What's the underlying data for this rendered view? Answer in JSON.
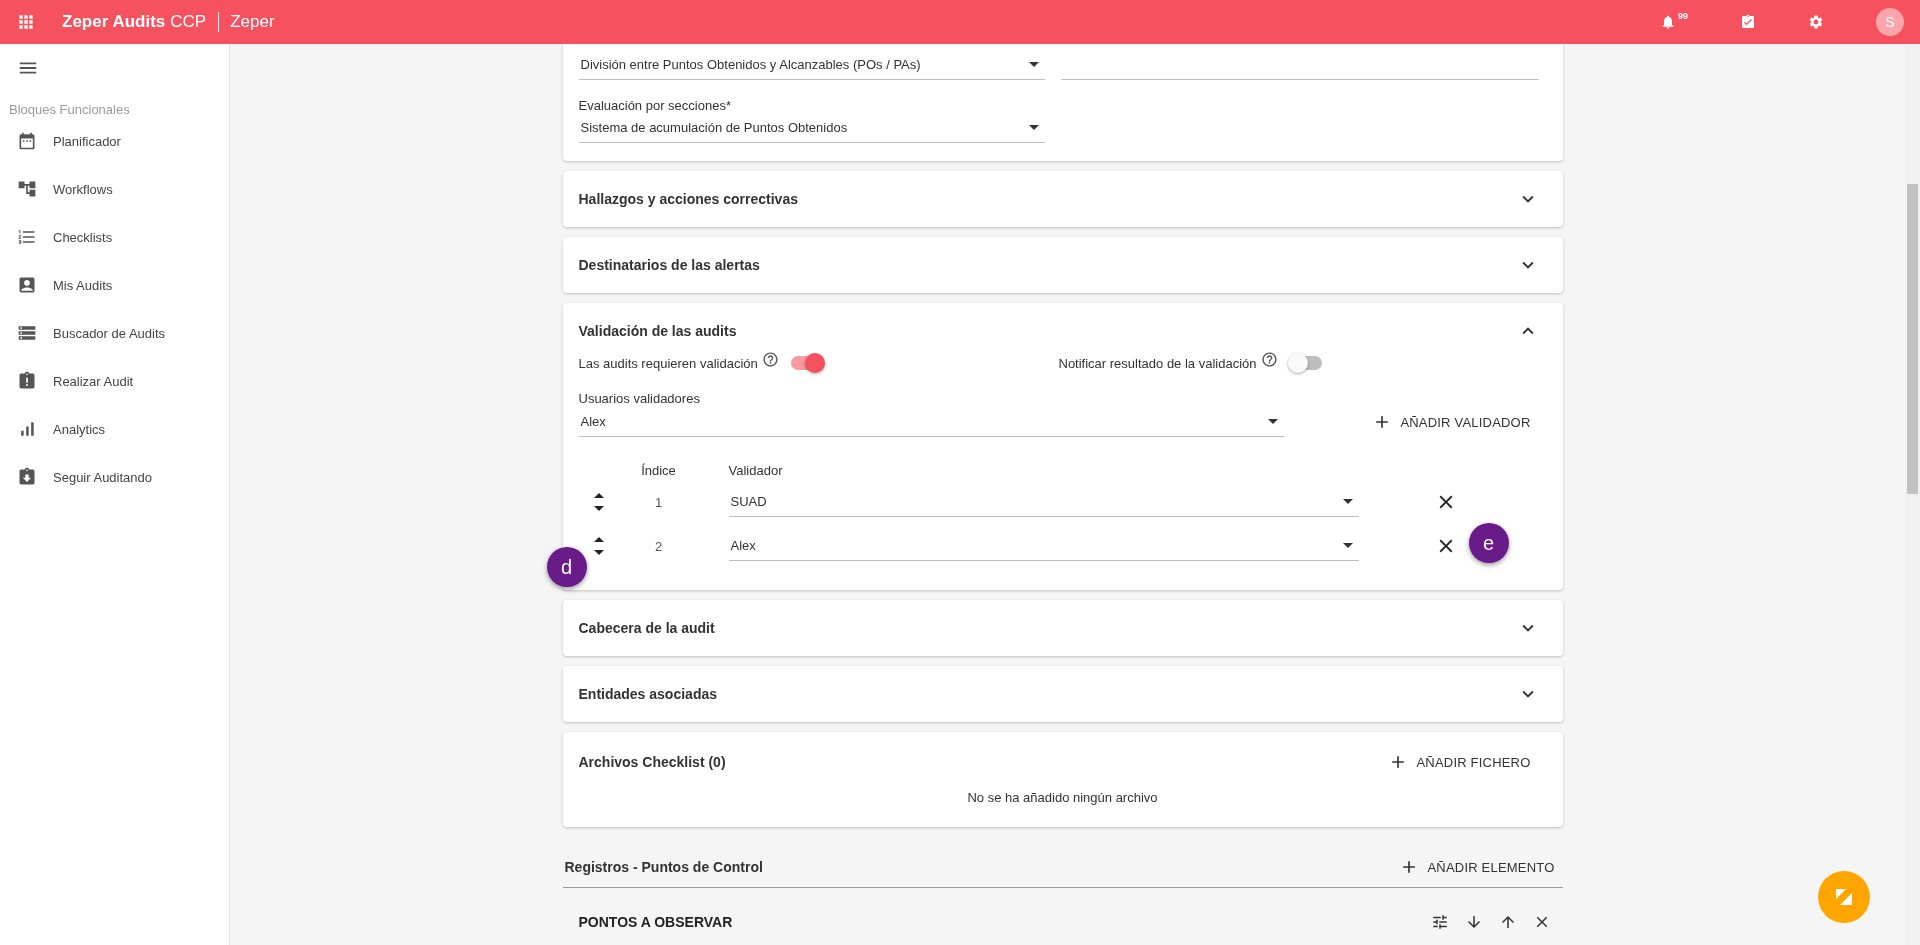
{
  "app_bar": {
    "title": "Zeper Audits",
    "title_suffix": "CCP",
    "organization": "Zeper",
    "notification_count": "99",
    "avatar": "S"
  },
  "sidebar": {
    "section_title": "Bloques Funcionales",
    "items": [
      {
        "label": "Planificador"
      },
      {
        "label": "Workflows"
      },
      {
        "label": "Checklists"
      },
      {
        "label": "Mis Audits"
      },
      {
        "label": "Buscador de Audits"
      },
      {
        "label": "Realizar Audit"
      },
      {
        "label": "Analytics"
      },
      {
        "label": "Seguir Auditando"
      }
    ]
  },
  "scoring_card": {
    "calculation_value": "División entre Puntos Obtenidos y Alcanzables (POs / PAs)",
    "section_label": "Evaluación por secciones*",
    "section_value": "Sistema de acumulación de Puntos Obtenidos"
  },
  "sections": [
    {
      "kind": "collapsed",
      "title": "Hallazgos y acciones correctivas",
      "expanded": false
    },
    {
      "kind": "collapsed",
      "title": "Destinatarios de las alertas",
      "expanded": false
    },
    {
      "kind": "validation",
      "title": "Validación de las audits",
      "expanded": true,
      "toggles": [
        {
          "label": "Las audits requieren validación",
          "on": true
        },
        {
          "label": "Notificar resultado de la validación",
          "on": false
        }
      ],
      "users_label": "Usuarios validadores",
      "user_select": "Alex",
      "add_button": "AÑADIR VALIDADOR",
      "columns": [
        "Índice",
        "Validador"
      ],
      "rows": [
        {
          "index": "1",
          "validator": "SUAD"
        },
        {
          "index": "2",
          "validator": "Alex"
        }
      ],
      "annotations": [
        {
          "label": "d"
        },
        {
          "label": "e"
        }
      ]
    },
    {
      "kind": "collapsed",
      "title": "Cabecera de la audit",
      "expanded": false
    },
    {
      "kind": "collapsed",
      "title": "Entidades asociadas",
      "expanded": false
    },
    {
      "kind": "files",
      "title": "Archivos Checklist (0)",
      "add_button": "AÑADIR FICHERO",
      "empty_message": "No se ha añadido ningún archivo"
    }
  ],
  "control_points": {
    "title": "Registros - Puntos de Control",
    "add_button": "AÑADIR ELEMENTO",
    "items": [
      {
        "title": "PONTOS A OBSERVAR"
      }
    ]
  }
}
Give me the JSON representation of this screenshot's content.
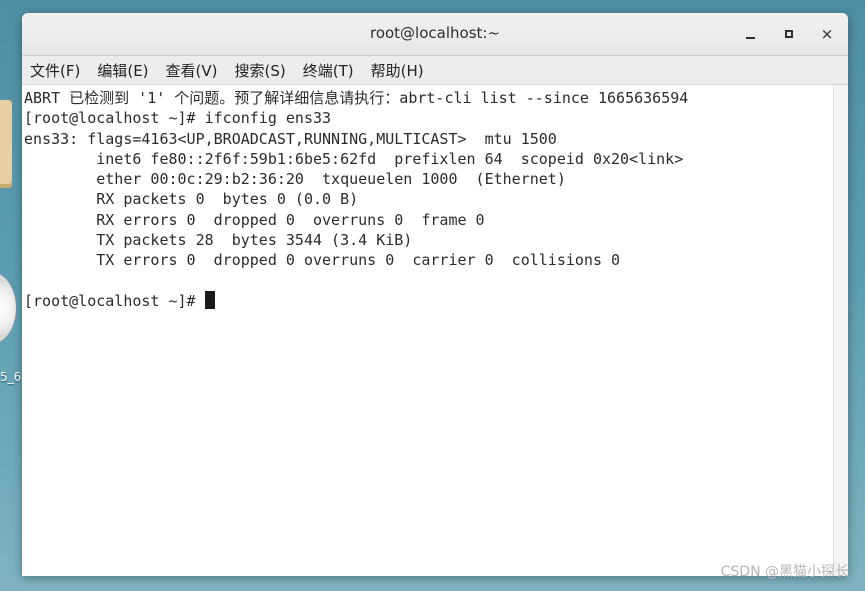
{
  "desktop": {
    "label": "5_6"
  },
  "window": {
    "title": "root@localhost:~",
    "controls": {
      "minimize": "",
      "maximize": "",
      "close": "×"
    }
  },
  "menubar": {
    "items": [
      {
        "label": "文件(F)"
      },
      {
        "label": "编辑(E)"
      },
      {
        "label": "查看(V)"
      },
      {
        "label": "搜索(S)"
      },
      {
        "label": "终端(T)"
      },
      {
        "label": "帮助(H)"
      }
    ]
  },
  "terminal": {
    "lines": [
      "ABRT 已检测到 '1' 个问题。预了解详细信息请执行：abrt-cli list --since 1665636594",
      "[root@localhost ~]# ifconfig ens33",
      "ens33: flags=4163<UP,BROADCAST,RUNNING,MULTICAST>  mtu 1500",
      "        inet6 fe80::2f6f:59b1:6be5:62fd  prefixlen 64  scopeid 0x20<link>",
      "        ether 00:0c:29:b2:36:20  txqueuelen 1000  (Ethernet)",
      "        RX packets 0  bytes 0 (0.0 B)",
      "        RX errors 0  dropped 0  overruns 0  frame 0",
      "        TX packets 28  bytes 3544 (3.4 KiB)",
      "        TX errors 0  dropped 0 overruns 0  carrier 0  collisions 0",
      ""
    ],
    "prompt": "[root@localhost ~]# "
  },
  "watermark": "CSDN @黑猫小探长",
  "colors": {
    "desktop": "#5b9db1",
    "titlebar": "#e6e6e6",
    "menubar": "#ececec",
    "terminal_bg": "#ffffff",
    "terminal_text": "#2b2b2b"
  }
}
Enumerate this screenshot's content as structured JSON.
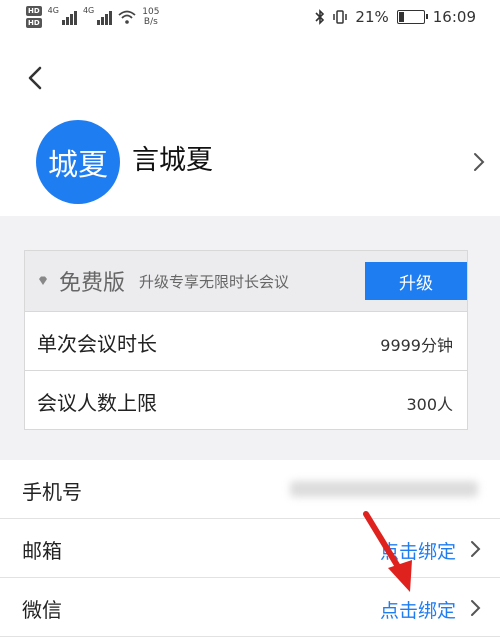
{
  "status_bar": {
    "hd1": "HD",
    "hd2": "HD",
    "net1": "4G",
    "net2": "4G",
    "speed_value": "105",
    "speed_unit": "B/s",
    "battery_percent": "21%",
    "battery_level": 0.21,
    "time": "16:09"
  },
  "profile": {
    "avatar_text": "城夏",
    "name": "言城夏"
  },
  "plan": {
    "name": "免费版",
    "description": "升级专享无限时长会议",
    "upgrade_label": "升级",
    "rows": [
      {
        "label": "单次会议时长",
        "value": "9999分钟"
      },
      {
        "label": "会议人数上限",
        "value": "300人"
      }
    ]
  },
  "account": {
    "phone_label": "手机号",
    "email_label": "邮箱",
    "email_action": "点击绑定",
    "wechat_label": "微信",
    "wechat_action": "点击绑定"
  },
  "colors": {
    "accent": "#1f7df2",
    "annotation_arrow": "#e0221f"
  }
}
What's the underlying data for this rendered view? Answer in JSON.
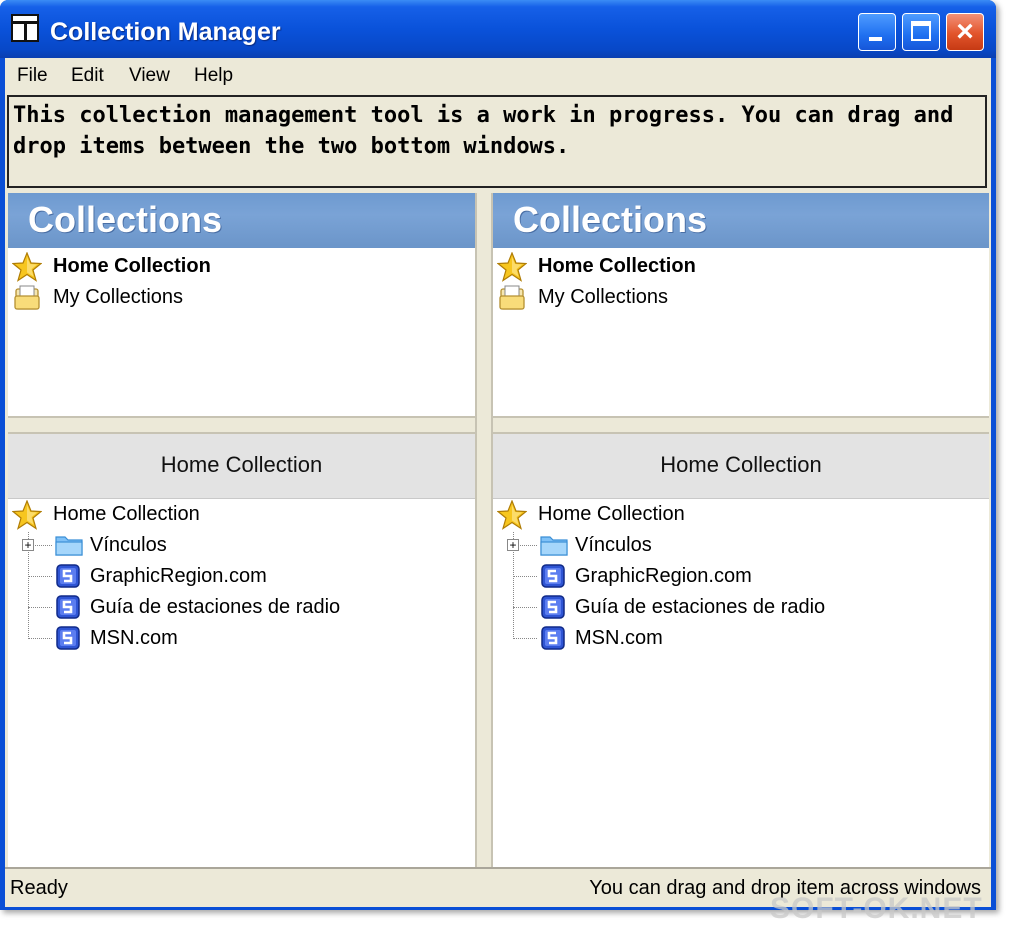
{
  "window": {
    "title": "Collection Manager",
    "controls": {
      "minimize": "minimize",
      "maximize": "maximize",
      "close": "×"
    }
  },
  "menu": [
    "File",
    "Edit",
    "View",
    "Help"
  ],
  "info_text": "This collection management tool is a work in progress.  You can drag and drop items between the two bottom windows.",
  "panes": [
    {
      "header": "Collections",
      "list": [
        {
          "label": "Home Collection",
          "icon": "star-icon",
          "bold": true
        },
        {
          "label": "My Collections",
          "icon": "folder-open-icon",
          "bold": false
        }
      ],
      "sub_header": "Home Collection",
      "tree": {
        "root": "Home Collection",
        "children": [
          {
            "label": "Vínculos",
            "icon": "folder-icon",
            "expander": "+"
          },
          {
            "label": "GraphicRegion.com",
            "icon": "link-icon"
          },
          {
            "label": "Guía de estaciones de radio",
            "icon": "link-icon"
          },
          {
            "label": "MSN.com",
            "icon": "link-icon"
          }
        ]
      }
    },
    {
      "header": "Collections",
      "list": [
        {
          "label": "Home Collection",
          "icon": "star-icon",
          "bold": true
        },
        {
          "label": "My Collections",
          "icon": "folder-open-icon",
          "bold": false
        }
      ],
      "sub_header": "Home Collection",
      "tree": {
        "root": "Home Collection",
        "children": [
          {
            "label": "Vínculos",
            "icon": "folder-icon",
            "expander": "+"
          },
          {
            "label": "GraphicRegion.com",
            "icon": "link-icon"
          },
          {
            "label": "Guía de estaciones de radio",
            "icon": "link-icon"
          },
          {
            "label": "MSN.com",
            "icon": "link-icon"
          }
        ]
      }
    }
  ],
  "status": {
    "left": "Ready",
    "right": "You can drag and drop item across windows"
  },
  "watermark": "SOFT-OK.NET",
  "colors": {
    "titlebar": "#0a52da",
    "pane_header": "#7aa3d6",
    "chrome": "#ece9d8"
  }
}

● ● ● ●

Exercise details:
Repeat the entries exactly. Pictures are excluded from the copy.

Written solution:
What's the underlying data for this rendered view? Answer in JSON.
{
  "app_bar": {
    "title": "Zeper Audits",
    "title_suffix": "CCP",
    "organization": "Zeper",
    "notification_count": "99",
    "avatar": "S"
  },
  "sidebar": {
    "section_title": "Bloques Funcionales",
    "items": [
      {
        "label": "Planificador"
      },
      {
        "label": "Workflows"
      },
      {
        "label": "Checklists"
      },
      {
        "label": "Mis Audits"
      },
      {
        "label": "Buscador de Audits"
      },
      {
        "label": "Realizar Audit"
      },
      {
        "label": "Analytics"
      },
      {
        "label": "Seguir Auditando"
      }
    ]
  },
  "scoring_card": {
    "calculation_value": "División entre Puntos Obtenidos y Alcanzables (POs / PAs)",
    "section_label": "Evaluación por secciones*",
    "section_value": "Sistema de acumulación de Puntos Obtenidos"
  },
  "sections": [
    {
      "kind": "collapsed",
      "title": "Hallazgos y acciones correctivas",
      "expanded": false
    },
    {
      "kind": "collapsed",
      "title": "Destinatarios de las alertas",
      "expanded": false
    },
    {
      "kind": "validation",
      "title": "Validación de las audits",
      "expanded": true,
      "toggles": [
        {
          "label": "Las audits requieren validación",
          "on": true
        },
        {
          "label": "Notificar resultado de la validación",
          "on": false
        }
      ],
      "users_label": "Usuarios validadores",
      "user_select": "Alex",
      "add_button": "AÑADIR VALIDADOR",
      "columns": [
        "Índice",
        "Validador"
      ],
      "rows": [
        {
          "index": "1",
          "validator": "SUAD"
        },
        {
          "index": "2",
          "validator": "Alex"
        }
      ],
      "annotations": [
        {
          "label": "d"
        },
        {
          "label": "e"
        }
      ]
    },
    {
      "kind": "collapsed",
      "title": "Cabecera de la audit",
      "expanded": false
    },
    {
      "kind": "collapsed",
      "title": "Entidades asociadas",
      "expanded": false
    },
    {
      "kind": "files",
      "title": "Archivos Checklist (0)",
      "add_button": "AÑADIR FICHERO",
      "empty_message": "No se ha añadido ningún archivo"
    }
  ],
  "control_points": {
    "title": "Registros - Puntos de Control",
    "add_button": "AÑADIR ELEMENTO",
    "items": [
      {
        "title": "PONTOS A OBSERVAR"
      }
    ]
  }
}
Give me the JSON representation of this screenshot's content.
{
  "desktop": {
    "label": "5_6"
  },
  "window": {
    "title": "root@localhost:~",
    "controls": {
      "minimize": "",
      "maximize": "",
      "close": "×"
    }
  },
  "menubar": {
    "items": [
      {
        "label": "文件(F)"
      },
      {
        "label": "编辑(E)"
      },
      {
        "label": "查看(V)"
      },
      {
        "label": "搜索(S)"
      },
      {
        "label": "终端(T)"
      },
      {
        "label": "帮助(H)"
      }
    ]
  },
  "terminal": {
    "lines": [
      "ABRT 已检测到 '1' 个问题。预了解详细信息请执行：abrt-cli list --since 1665636594",
      "[root@localhost ~]# ifconfig ens33",
      "ens33: flags=4163<UP,BROADCAST,RUNNING,MULTICAST>  mtu 1500",
      "        inet6 fe80::2f6f:59b1:6be5:62fd  prefixlen 64  scopeid 0x20<link>",
      "        ether 00:0c:29:b2:36:20  txqueuelen 1000  (Ethernet)",
      "        RX packets 0  bytes 0 (0.0 B)",
      "        RX errors 0  dropped 0  overruns 0  frame 0",
      "        TX packets 28  bytes 3544 (3.4 KiB)",
      "        TX errors 0  dropped 0 overruns 0  carrier 0  collisions 0",
      ""
    ],
    "prompt": "[root@localhost ~]# "
  },
  "watermark": "CSDN @黑猫小探长",
  "colors": {
    "desktop": "#5b9db1",
    "titlebar": "#e6e6e6",
    "menubar": "#ececec",
    "terminal_bg": "#ffffff",
    "terminal_text": "#2b2b2b"
  }
}
Enumerate this screenshot's content as structured JSON.
{
  "status_bar": {
    "hd1": "HD",
    "hd2": "HD",
    "net1": "4G",
    "net2": "4G",
    "speed_value": "105",
    "speed_unit": "B/s",
    "battery_percent": "21%",
    "battery_level": 0.21,
    "time": "16:09"
  },
  "profile": {
    "avatar_text": "城夏",
    "name": "言城夏"
  },
  "plan": {
    "name": "免费版",
    "description": "升级专享无限时长会议",
    "upgrade_label": "升级",
    "rows": [
      {
        "label": "单次会议时长",
        "value": "9999分钟"
      },
      {
        "label": "会议人数上限",
        "value": "300人"
      }
    ]
  },
  "account": {
    "phone_label": "手机号",
    "email_label": "邮箱",
    "email_action": "点击绑定",
    "wechat_label": "微信",
    "wechat_action": "点击绑定"
  },
  "colors": {
    "accent": "#1f7df2",
    "annotation_arrow": "#e0221f"
  }
}
What's the underlying data for this rendered view? Answer in JSON.
{
  "window": {
    "title": "Collection Manager",
    "controls": {
      "minimize": "minimize",
      "maximize": "maximize",
      "close": "×"
    }
  },
  "menu": [
    "File",
    "Edit",
    "View",
    "Help"
  ],
  "info_text": "This collection management tool is a work in progress.  You can drag and drop items between the two bottom windows.",
  "panes": [
    {
      "header": "Collections",
      "list": [
        {
          "label": "Home Collection",
          "icon": "star-icon",
          "bold": true
        },
        {
          "label": "My Collections",
          "icon": "folder-open-icon",
          "bold": false
        }
      ],
      "sub_header": "Home Collection",
      "tree": {
        "root": "Home Collection",
        "children": [
          {
            "label": "Vínculos",
            "icon": "folder-icon",
            "expander": "+"
          },
          {
            "label": "GraphicRegion.com",
            "icon": "link-icon"
          },
          {
            "label": "Guía de estaciones de radio",
            "icon": "link-icon"
          },
          {
            "label": "MSN.com",
            "icon": "link-icon"
          }
        ]
      }
    },
    {
      "header": "Collections",
      "list": [
        {
          "label": "Home Collection",
          "icon": "star-icon",
          "bold": true
        },
        {
          "label": "My Collections",
          "icon": "folder-open-icon",
          "bold": false
        }
      ],
      "sub_header": "Home Collection",
      "tree": {
        "root": "Home Collection",
        "children": [
          {
            "label": "Vínculos",
            "icon": "folder-icon",
            "expander": "+"
          },
          {
            "label": "GraphicRegion.com",
            "icon": "link-icon"
          },
          {
            "label": "Guía de estaciones de radio",
            "icon": "link-icon"
          },
          {
            "label": "MSN.com",
            "icon": "link-icon"
          }
        ]
      }
    }
  ],
  "status": {
    "left": "Ready",
    "right": "You can drag and drop item across windows"
  },
  "watermark": "SOFT-OK.NET",
  "colors": {
    "titlebar": "#0a52da",
    "pane_header": "#7aa3d6",
    "chrome": "#ece9d8"
  }
}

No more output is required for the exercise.